**TASK OBJECTIVE:**
Word for word, set down the records and skip each picture.

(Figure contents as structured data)
···
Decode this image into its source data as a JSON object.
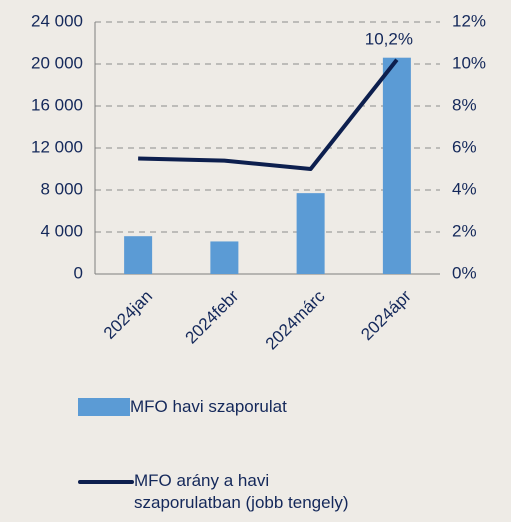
{
  "chart_data": {
    "type": "bar-line",
    "categories": [
      "2024jan",
      "2024febr",
      "2024márc",
      "2024ápr"
    ],
    "series": [
      {
        "name": "MFO havi szaporulat",
        "type": "bar",
        "color": "#5b9bd5",
        "values": [
          3600,
          3100,
          7700,
          20600
        ]
      },
      {
        "name": "MFO arány a havi szaporulatban (jobb tengely)",
        "type": "line",
        "axis": "y2",
        "color": "#0d1f4e",
        "values": [
          5.5,
          5.4,
          5.0,
          10.2
        ],
        "value_labels": [
          null,
          null,
          null,
          "10,2%"
        ]
      }
    ],
    "ylim": [
      0,
      24000
    ],
    "yticks": [
      0,
      {
        "value": 4000,
        "label": "4 000"
      },
      {
        "value": 8000,
        "label": "8 000"
      },
      {
        "value": 12000,
        "label": "12 000"
      },
      {
        "value": 16000,
        "label": "16 000"
      },
      {
        "value": 20000,
        "label": "20 000"
      },
      {
        "value": 24000,
        "label": "24 000"
      }
    ],
    "y2lim": [
      0,
      12
    ],
    "y2ticks": [
      {
        "value": 0,
        "label": "0%"
      },
      {
        "value": 2,
        "label": "2%"
      },
      {
        "value": 4,
        "label": "4%"
      },
      {
        "value": 6,
        "label": "6%"
      },
      {
        "value": 8,
        "label": "8%"
      },
      {
        "value": 10,
        "label": "10%"
      },
      {
        "value": 12,
        "label": "12%"
      }
    ],
    "grid": true,
    "legend": "bottom"
  }
}
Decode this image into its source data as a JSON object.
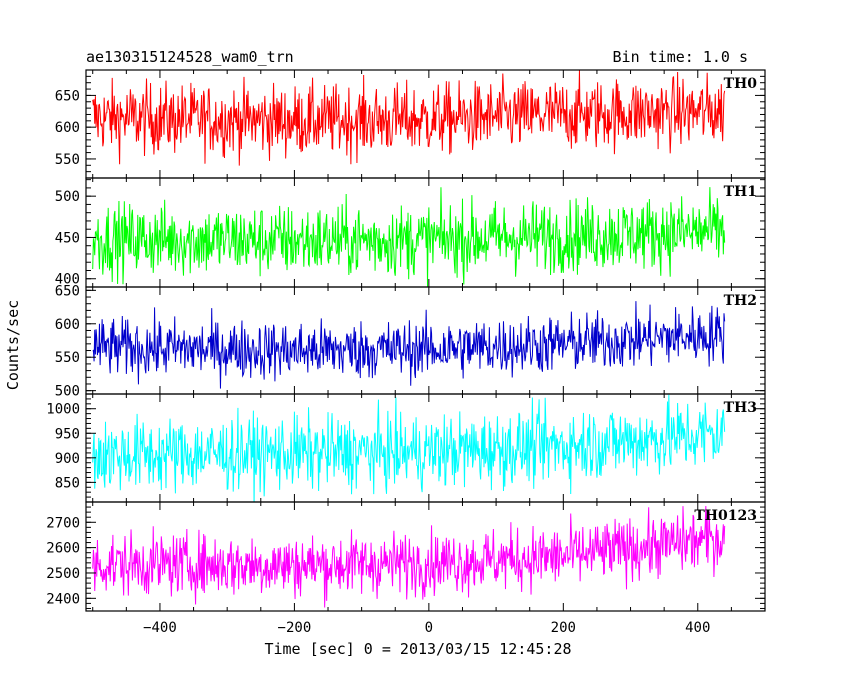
{
  "header": {
    "title": "ae130315124528_wam0_trn",
    "bin_time": "Bin time: 1.0 s"
  },
  "chart_data": {
    "type": "line",
    "title": "ae130315124528_wam0_trn",
    "subtitle": "Bin time: 1.0 s",
    "xlabel": "Time [sec] 0 = 2013/03/15 12:45:28",
    "ylabel": "Counts/sec",
    "xlim": [
      -510,
      500
    ],
    "x_range_data": [
      -500,
      440
    ],
    "x_ticks": [
      -400,
      -200,
      0,
      200,
      400
    ],
    "grid": false,
    "panels": [
      {
        "name": "TH0",
        "color": "#ff0000",
        "ylim": [
          520,
          690
        ],
        "y_ticks": [
          550,
          600,
          650
        ],
        "y_labels": [
          "550",
          "600",
          "650"
        ],
        "trend": [
          [
            -500,
            615
          ],
          [
            -200,
            610
          ],
          [
            0,
            612
          ],
          [
            200,
            620
          ],
          [
            440,
            625
          ]
        ],
        "spread": 28
      },
      {
        "name": "TH1",
        "color": "#00ff00",
        "ylim": [
          390,
          522
        ],
        "y_ticks": [
          400,
          450,
          500
        ],
        "y_labels": [
          "400",
          "450",
          "500"
        ],
        "trend": [
          [
            -500,
            448
          ],
          [
            -200,
            446
          ],
          [
            0,
            447
          ],
          [
            200,
            452
          ],
          [
            440,
            458
          ]
        ],
        "spread": 22
      },
      {
        "name": "TH2",
        "color": "#0000cc",
        "ylim": [
          495,
          655
        ],
        "y_ticks": [
          500,
          550,
          600,
          650
        ],
        "y_labels": [
          "500",
          "550",
          "600",
          "650"
        ],
        "trend": [
          [
            -500,
            565
          ],
          [
            -200,
            560
          ],
          [
            0,
            562
          ],
          [
            200,
            570
          ],
          [
            440,
            585
          ]
        ],
        "spread": 22
      },
      {
        "name": "TH3",
        "color": "#00ffff",
        "ylim": [
          810,
          1030
        ],
        "y_ticks": [
          850,
          900,
          950,
          1000
        ],
        "y_labels": [
          "850",
          "900",
          "950",
          "1000"
        ],
        "trend": [
          [
            -500,
            905
          ],
          [
            -200,
            910
          ],
          [
            0,
            912
          ],
          [
            200,
            925
          ],
          [
            440,
            950
          ]
        ],
        "spread": 38
      },
      {
        "name": "TH0123",
        "color": "#ff00ff",
        "ylim": [
          2350,
          2780
        ],
        "y_ticks": [
          2400,
          2500,
          2600,
          2700
        ],
        "y_labels": [
          "2400",
          "2500",
          "2600",
          "2700"
        ],
        "trend": [
          [
            -500,
            2535
          ],
          [
            -200,
            2530
          ],
          [
            0,
            2540
          ],
          [
            200,
            2565
          ],
          [
            440,
            2640
          ]
        ],
        "spread": 62
      }
    ]
  }
}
···
**THE COMPLETED TASK:**
Decode this image into its source data as a JSON object.
{
  "chart_data": {
    "type": "bar-line",
    "categories": [
      "2024jan",
      "2024febr",
      "2024márc",
      "2024ápr"
    ],
    "series": [
      {
        "name": "MFO havi szaporulat",
        "type": "bar",
        "color": "#5b9bd5",
        "values": [
          3600,
          3100,
          7700,
          20600
        ]
      },
      {
        "name": "MFO arány a havi szaporulatban (jobb tengely)",
        "type": "line",
        "axis": "y2",
        "color": "#0d1f4e",
        "values": [
          5.5,
          5.4,
          5.0,
          10.2
        ],
        "value_labels": [
          null,
          null,
          null,
          "10,2%"
        ]
      }
    ],
    "ylim": [
      0,
      24000
    ],
    "yticks": [
      0,
      {
        "value": 4000,
        "label": "4 000"
      },
      {
        "value": 8000,
        "label": "8 000"
      },
      {
        "value": 12000,
        "label": "12 000"
      },
      {
        "value": 16000,
        "label": "16 000"
      },
      {
        "value": 20000,
        "label": "20 000"
      },
      {
        "value": 24000,
        "label": "24 000"
      }
    ],
    "y2lim": [
      0,
      12
    ],
    "y2ticks": [
      {
        "value": 0,
        "label": "0%"
      },
      {
        "value": 2,
        "label": "2%"
      },
      {
        "value": 4,
        "label": "4%"
      },
      {
        "value": 6,
        "label": "6%"
      },
      {
        "value": 8,
        "label": "8%"
      },
      {
        "value": 10,
        "label": "10%"
      },
      {
        "value": 12,
        "label": "12%"
      }
    ],
    "grid": true,
    "legend": "bottom"
  }
}
Decode this image into its source data as a JSON object.
{
  "header": {
    "title": "ae130315124528_wam0_trn",
    "bin_time": "Bin time: 1.0 s"
  },
  "chart_data": {
    "type": "line",
    "title": "ae130315124528_wam0_trn",
    "subtitle": "Bin time: 1.0 s",
    "xlabel": "Time [sec] 0 = 2013/03/15 12:45:28",
    "ylabel": "Counts/sec",
    "xlim": [
      -510,
      500
    ],
    "x_range_data": [
      -500,
      440
    ],
    "x_ticks": [
      -400,
      -200,
      0,
      200,
      400
    ],
    "grid": false,
    "panels": [
      {
        "name": "TH0",
        "color": "#ff0000",
        "ylim": [
          520,
          690
        ],
        "y_ticks": [
          550,
          600,
          650
        ],
        "y_labels": [
          "550",
          "600",
          "650"
        ],
        "trend": [
          [
            -500,
            615
          ],
          [
            -200,
            610
          ],
          [
            0,
            612
          ],
          [
            200,
            620
          ],
          [
            440,
            625
          ]
        ],
        "spread": 28
      },
      {
        "name": "TH1",
        "color": "#00ff00",
        "ylim": [
          390,
          522
        ],
        "y_ticks": [
          400,
          450,
          500
        ],
        "y_labels": [
          "400",
          "450",
          "500"
        ],
        "trend": [
          [
            -500,
            448
          ],
          [
            -200,
            446
          ],
          [
            0,
            447
          ],
          [
            200,
            452
          ],
          [
            440,
            458
          ]
        ],
        "spread": 22
      },
      {
        "name": "TH2",
        "color": "#0000cc",
        "ylim": [
          495,
          655
        ],
        "y_ticks": [
          500,
          550,
          600,
          650
        ],
        "y_labels": [
          "500",
          "550",
          "600",
          "650"
        ],
        "trend": [
          [
            -500,
            565
          ],
          [
            -200,
            560
          ],
          [
            0,
            562
          ],
          [
            200,
            570
          ],
          [
            440,
            585
          ]
        ],
        "spread": 22
      },
      {
        "name": "TH3",
        "color": "#00ffff",
        "ylim": [
          810,
          1030
        ],
        "y_ticks": [
          850,
          900,
          950,
          1000
        ],
        "y_labels": [
          "850",
          "900",
          "950",
          "1000"
        ],
        "trend": [
          [
            -500,
            905
          ],
          [
            -200,
            910
          ],
          [
            0,
            912
          ],
          [
            200,
            925
          ],
          [
            440,
            950
          ]
        ],
        "spread": 38
      },
      {
        "name": "TH0123",
        "color": "#ff00ff",
        "ylim": [
          2350,
          2780
        ],
        "y_ticks": [
          2400,
          2500,
          2600,
          2700
        ],
        "y_labels": [
          "2400",
          "2500",
          "2600",
          "2700"
        ],
        "trend": [
          [
            -500,
            2535
          ],
          [
            -200,
            2530
          ],
          [
            0,
            2540
          ],
          [
            200,
            2565
          ],
          [
            440,
            2640
          ]
        ],
        "spread": 62
      }
    ]
  }
}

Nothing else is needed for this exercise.